### What to do
Filter these entries, keeping only lines that hold the word "text".
=-=-=-=-=
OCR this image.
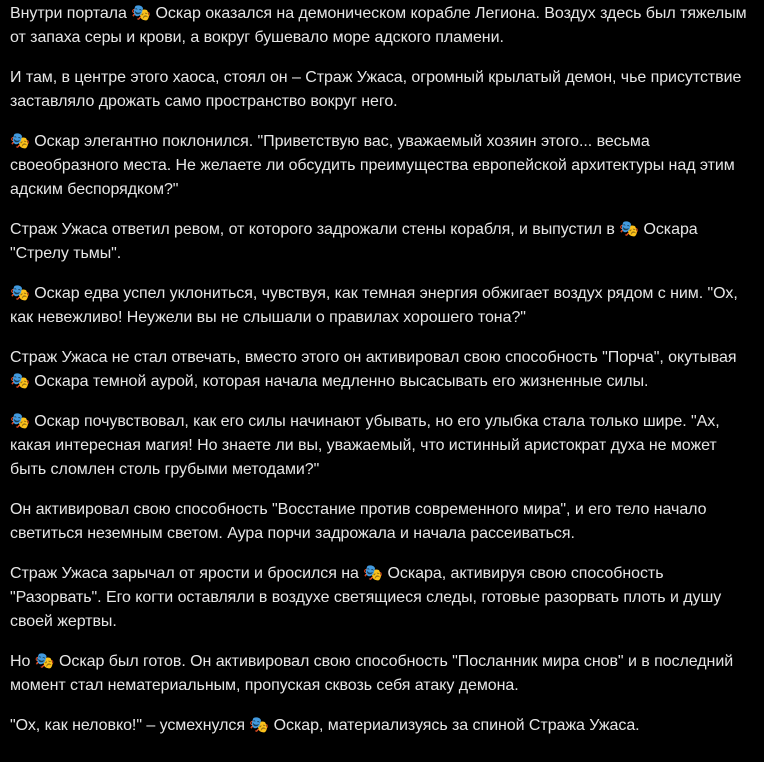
Внутри портала 🎭 Оскар оказался на демоническом корабле Легиона. Воздух здесь был тяжелым от запаха серы и крови, а вокруг бушевало море адского пламени.

И там, в центре этого хаоса, стоял он – Страж Ужаса, огромный крылатый демон, чье присутствие заставляло дрожать само пространство вокруг него.

🎭 Оскар элегантно поклонился. "Приветствую вас, уважаемый хозяин этого... весьма своеобразного места. Не желаете ли обсудить преимущества европейской архитектуры над этим адским беспорядком?"

Страж Ужаса ответил ревом, от которого задрожали стены корабля, и выпустил в 🎭 Оскара "Стрелу тьмы".

🎭 Оскар едва успел уклониться, чувствуя, как темная энергия обжигает воздух рядом с ним. "Ох, как невежливо! Неужели вы не слышали о правилах хорошего тона?"

Страж Ужаса не стал отвечать, вместо этого он активировал свою способность "Порча", окутывая 🎭 Оскара темной аурой, которая начала медленно высасывать его жизненные силы.

🎭 Оскар почувствовал, как его силы начинают убывать, но его улыбка стала только шире. "Ах, какая интересная магия! Но знаете ли вы, уважаемый, что истинный аристократ духа не может быть сломлен столь грубыми методами?"

Он активировал свою способность "Восстание против современного мира", и его тело начало светиться неземным светом. Аура порчи задрожала и начала рассеиваться.

Страж Ужаса зарычал от ярости и бросился на 🎭 Оскара, активируя свою способность "Разорвать". Его когти оставляли в воздухе светящиеся следы, готовые разорвать плоть и душу своей жертвы.

Но 🎭 Оскар был готов. Он активировал свою способность "Посланник мира снов" и в последний момент стал нематериальным, пропуская сквозь себя атаку демона.

"Ох, как неловко!" – усмехнулся 🎭 Оскар, материализуясь за спиной Стража Ужаса.
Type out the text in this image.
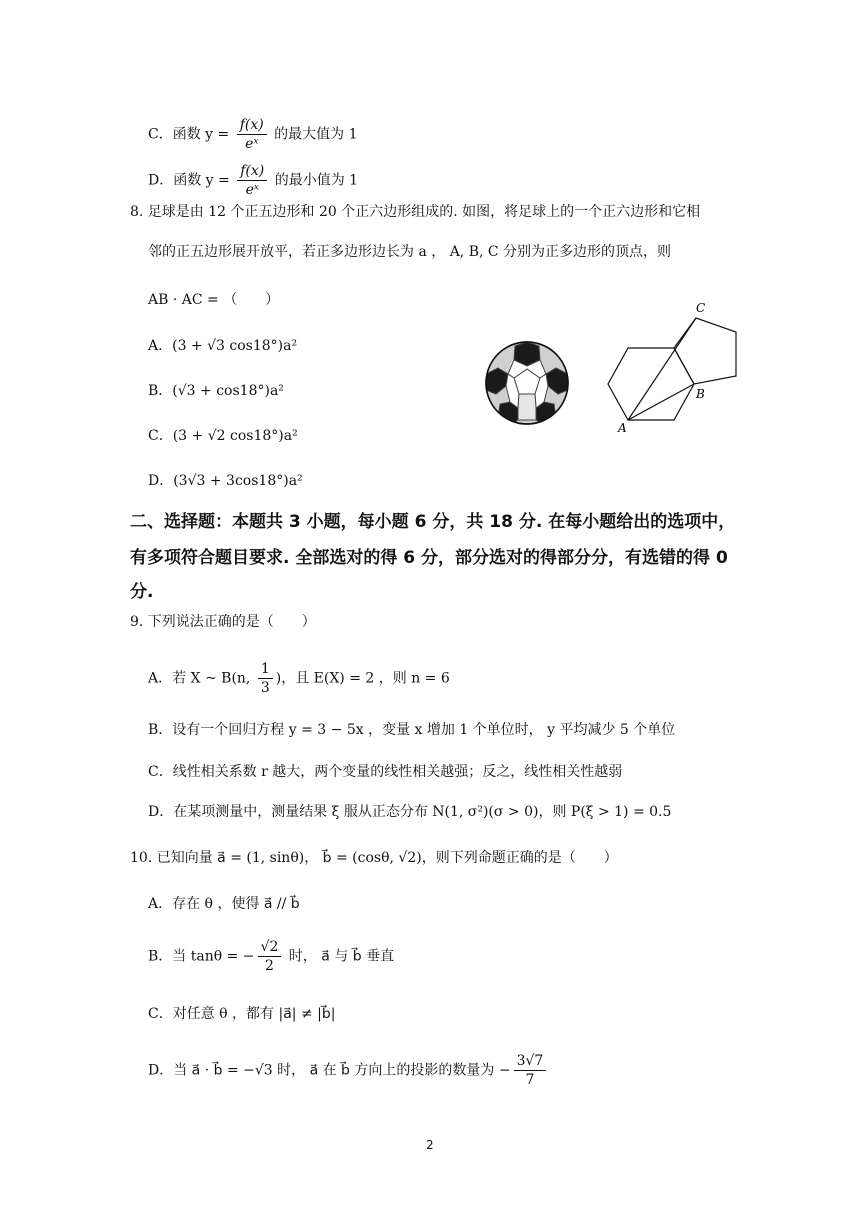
C．函数 $y = \frac{f(x)}{\text{eˣ}}$ 的最大值为 1
D．函数 $y = \frac{f(x)}{\text{eˣ}}$ 的最小值为 1
8. 足球是由 12 个正五边形和 20 个正六边形组成的. 如图，将足球上的一个正六边形和它相
邻的正五边形展开放平，若正多边形边长为 a ， A, B, C 分别为正多边形的顶点，则
AB · AC = （　　）
A．(3 + √3 cos18°)a²
B．(√3 + cos18°)a²
C．(3 + √2 cos18°)a²
D．(3√3 + 3cos18°)a²
C
B
A
二、选择题：本题共 3 小题，每小题 6 分，共 18 分. 在每小题给出的选项中，
有多项符合题目要求. 全部选对的得 6 分，部分选对的得部分分，有选错的得 0
分.
9. 下列说法正确的是（　　）
A．若 X ~ B(n, $\frac{1}{3}$ )，且 E(X) = 2 ，则 n = 6
B．设有一个回归方程 y = 3 − 5x ，变量 x 增加 1 个单位时， y 平均减少 5 个单位
C．线性相关系数 r 越大，两个变量的线性相关越强；反之，线性相关性越弱
D．在某项测量中，测量结果 ξ 服从正态分布 N(1, σ²)(σ > 0)，则 P(ξ > 1) = 0.5
10. 已知向量 a⃗ = (1, sinθ)， b⃗ = (cosθ, √2)，则下列命题正确的是（　　）
A．存在 θ ，使得 a⃗ // b⃗
B．当 tanθ = − $\frac{√2}{2}$ 时， a⃗ 与 b⃗ 垂直
C．对任意 θ ，都有 |a⃗| ≠ |b⃗|
D．当 a⃗ · b⃗ = −√3 时， a⃗ 在 b⃗ 方向上的投影的数量为 − $\frac{3√7}{7}$
2
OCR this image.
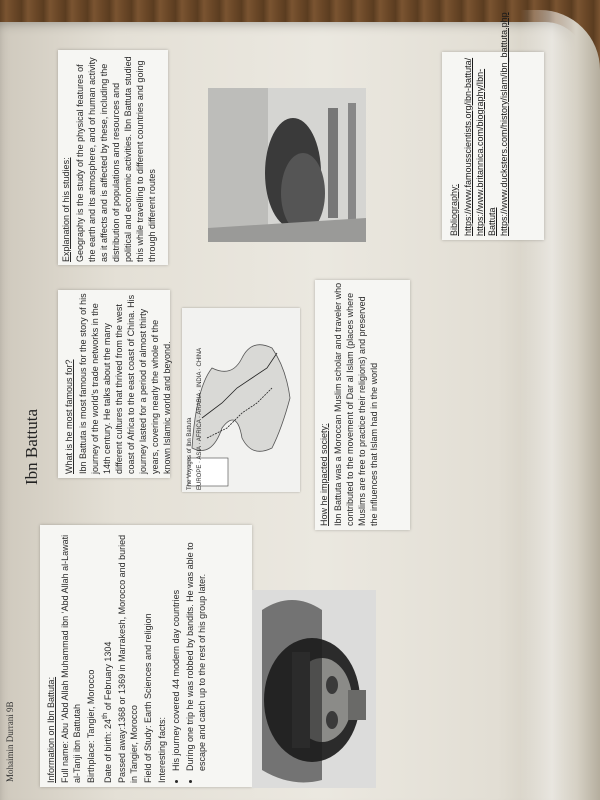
Mohaimin Durrani 9B
Ibn Battuta

Information on Ibn Battuta: Full name: Abu ‘Abd Allah Muhammad ibn ‘Abd Allah al-Lawati al-Tanji ibn Battutah Birthplace: Tangier, Morocco Date of birth: 24th of February 1304 Passed away:1368 or 1369 in Marrakesh, Morocco and buried in Tangier, Morocco Field of Study: Earth Sciences and religion Interesting facts: • His journey covered 44 modern day countries • During one trip he was robbed by bandits. He was able to escape and catch up to the rest of his group later.

What is he most famous for? Ibn Battuta is most famous for the story of his journey of the world's trade networks in the 14th century. He talks about the many different cultures that thrived from the west coast of Africa to the east coast of China. His journey lasted for a period of almost thirty years, covering nearly the whole of the known Islamic world and beyond.	The Voyages of Ibn Battuta EUROPE · ASIA · AFRICA · ARABIA · INDIA · CHINA

How he impacted society: Ibn Battuta was a Moroccan Muslim scholar and traveler who contributed to the movement of Dar al Islam (places where Muslims are free to practice their religions) and preserved the influences that Islam had in the world

Explanation of his studies: Geography is the study of the physical features of the earth and its atmosphere, and of human activity as it affects and is affected by these, including the distribution of populations and resources and political and economic activities. Ibn Battuta studied this while travelling to different countries and going through different routes	Bibliography: https://www.famousscientists.org/ibn-battuta/ https://www.britannica.com/biography/Ibn-Battuta https://www.ducksters.com/history/islam/ibn_battuta.php
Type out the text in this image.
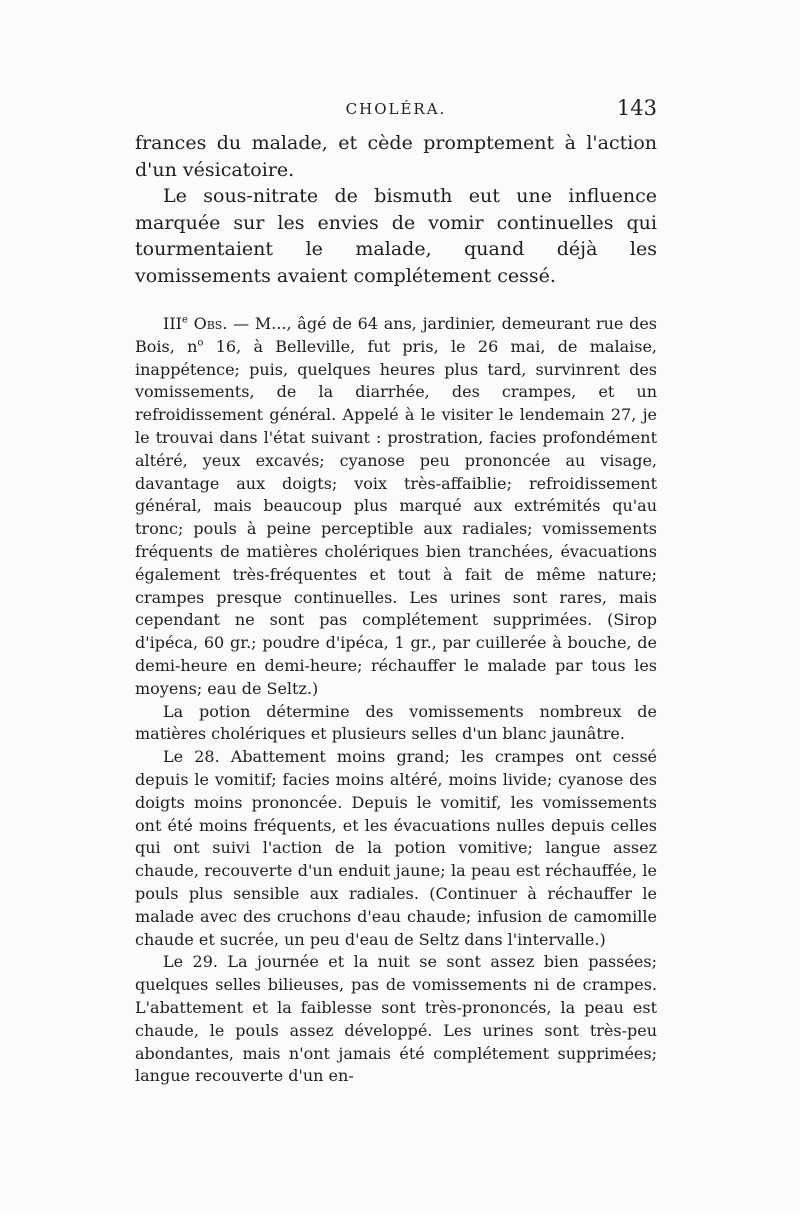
CHOLÉRA.	143

frances du malade, et cède promptement à l'action d'un vésicatoire.

Le sous-nitrate de bismuth eut une influence marquée sur les envies de vomir continuelles qui tourmentaient le malade, quand déjà les vomissements avaient complétement cessé.

IIIe Obs. — M..., âgé de 64 ans, jardinier, demeurant rue des Bois, $n^o$ 16, à Belleville, fut pris, le 26 mai, de malaise, inappétence; puis, quelques heures plus tard, survinrent des vomissements, de la diarrhée, des crampes, et un refroidissement général. Appelé à le visiter le lendemain 27, je le trouvai dans l'état suivant : prostration, facies profondément altéré, yeux excavés; cyanose peu prononcée au visage, davantage aux doigts; voix très-affaiblie; refroidissement général, mais beaucoup plus marqué aux extrémités qu'au tronc; pouls à peine perceptible aux radiales; vomissements fréquents de matières cholériques bien tranchées, évacuations également très-fréquentes et tout à fait de même nature; crampes presque continuelles. Les urines sont rares, mais cependant ne sont pas complétement supprimées. (Sirop d'ipéca, 60 gr.; poudre d'ipéca, 1 gr., par cuillerée à bouche, de demi-heure en demi-heure; réchauffer le malade par tous les moyens; eau de Seltz.)

La potion détermine des vomissements nombreux de matières cholériques et plusieurs selles d'un blanc jaunâtre.

Le 28. Abattement moins grand; les crampes ont cessé depuis le vomitif; facies moins altéré, moins livide; cyanose des doigts moins prononcée. Depuis le vomitif, les vomissements ont été moins fréquents, et les évacuations nulles depuis celles qui ont suivi l'action de la potion vomitive; langue assez chaude, recouverte d'un enduit jaune; la peau est réchauffée, le pouls plus sensible aux radiales. (Continuer à réchauffer le malade avec des cruchons d'eau chaude; infusion de camomille chaude et sucrée, un peu d'eau de Seltz dans l'intervalle.)

Le 29. La journée et la nuit se sont assez bien passées; quelques selles bilieuses, pas de vomissements ni de crampes. L'abattement et la faiblesse sont très-prononcés, la peau est chaude, le pouls assez développé. Les urines sont très-peu abondantes, mais n'ont jamais été complétement supprimées; langue recouverte d'un en-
=-=-=-=-=
### Solution
Type out the text in this image.
C．函数 $y = \frac{f(x)}{\text{eˣ}}$ 的最大值为 1
D．函数 $y = \frac{f(x)}{\text{eˣ}}$ 的最小值为 1
Type out the text in this image.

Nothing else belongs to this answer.